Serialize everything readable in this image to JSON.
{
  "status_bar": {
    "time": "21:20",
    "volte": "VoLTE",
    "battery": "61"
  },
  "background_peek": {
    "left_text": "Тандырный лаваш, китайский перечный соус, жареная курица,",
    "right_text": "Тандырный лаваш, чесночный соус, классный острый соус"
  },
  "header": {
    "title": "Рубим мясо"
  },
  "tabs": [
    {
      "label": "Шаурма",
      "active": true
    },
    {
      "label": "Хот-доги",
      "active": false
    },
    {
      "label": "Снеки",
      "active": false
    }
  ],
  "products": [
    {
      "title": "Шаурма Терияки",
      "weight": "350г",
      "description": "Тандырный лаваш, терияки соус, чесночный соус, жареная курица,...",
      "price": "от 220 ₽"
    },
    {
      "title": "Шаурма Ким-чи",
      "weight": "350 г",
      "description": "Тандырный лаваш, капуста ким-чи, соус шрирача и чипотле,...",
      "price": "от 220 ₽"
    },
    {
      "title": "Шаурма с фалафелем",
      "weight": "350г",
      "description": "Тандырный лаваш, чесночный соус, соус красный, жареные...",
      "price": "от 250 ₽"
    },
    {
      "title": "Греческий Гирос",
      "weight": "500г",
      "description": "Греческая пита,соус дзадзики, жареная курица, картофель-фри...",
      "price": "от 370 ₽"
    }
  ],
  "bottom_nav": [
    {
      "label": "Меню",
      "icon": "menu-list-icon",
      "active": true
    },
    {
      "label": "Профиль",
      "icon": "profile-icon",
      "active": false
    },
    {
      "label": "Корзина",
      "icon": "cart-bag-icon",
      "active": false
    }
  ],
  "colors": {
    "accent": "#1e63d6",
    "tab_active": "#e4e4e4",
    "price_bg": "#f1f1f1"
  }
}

—————

— WHAT YOU NEED TO DO —
Using the data above, repeat every line exactly.

— CORRECT RESPONSE —
Serialize everything readable in this image to JSON.
{
  "status_bar": {
    "time": "21:20",
    "volte": "VoLTE",
    "battery": "61"
  },
  "background_peek": {
    "left_text": "Тандырный лаваш, китайский перечный соус, жареная курица,",
    "right_text": "Тандырный лаваш, чесночный соус, классный острый соус"
  },
  "header": {
    "title": "Рубим мясо"
  },
  "tabs": [
    {
      "label": "Шаурма",
      "active": true
    },
    {
      "label": "Хот-доги",
      "active": false
    },
    {
      "label": "Снеки",
      "active": false
    }
  ],
  "products": [
    {
      "title": "Шаурма Терияки",
      "weight": "350г",
      "description": "Тандырный лаваш, терияки соус, чесночный соус, жареная курица,...",
      "price": "от 220 ₽"
    },
    {
      "title": "Шаурма Ким-чи",
      "weight": "350 г",
      "description": "Тандырный лаваш, капуста ким-чи, соус шрирача и чипотле,...",
      "price": "от 220 ₽"
    },
    {
      "title": "Шаурма с фалафелем",
      "weight": "350г",
      "description": "Тандырный лаваш, чесночный соус, соус красный, жареные...",
      "price": "от 250 ₽"
    },
    {
      "title": "Греческий Гирос",
      "weight": "500г",
      "description": "Греческая пита,соус дзадзики, жареная курица, картофель-фри...",
      "price": "от 370 ₽"
    }
  ],
  "bottom_nav": [
    {
      "label": "Меню",
      "icon": "menu-list-icon",
      "active": true
    },
    {
      "label": "Профиль",
      "icon": "profile-icon",
      "active": false
    },
    {
      "label": "Корзина",
      "icon": "cart-bag-icon",
      "active": false
    }
  ],
  "colors": {
    "accent": "#1e63d6",
    "tab_active": "#e4e4e4",
    "price_bg": "#f1f1f1"
  }
}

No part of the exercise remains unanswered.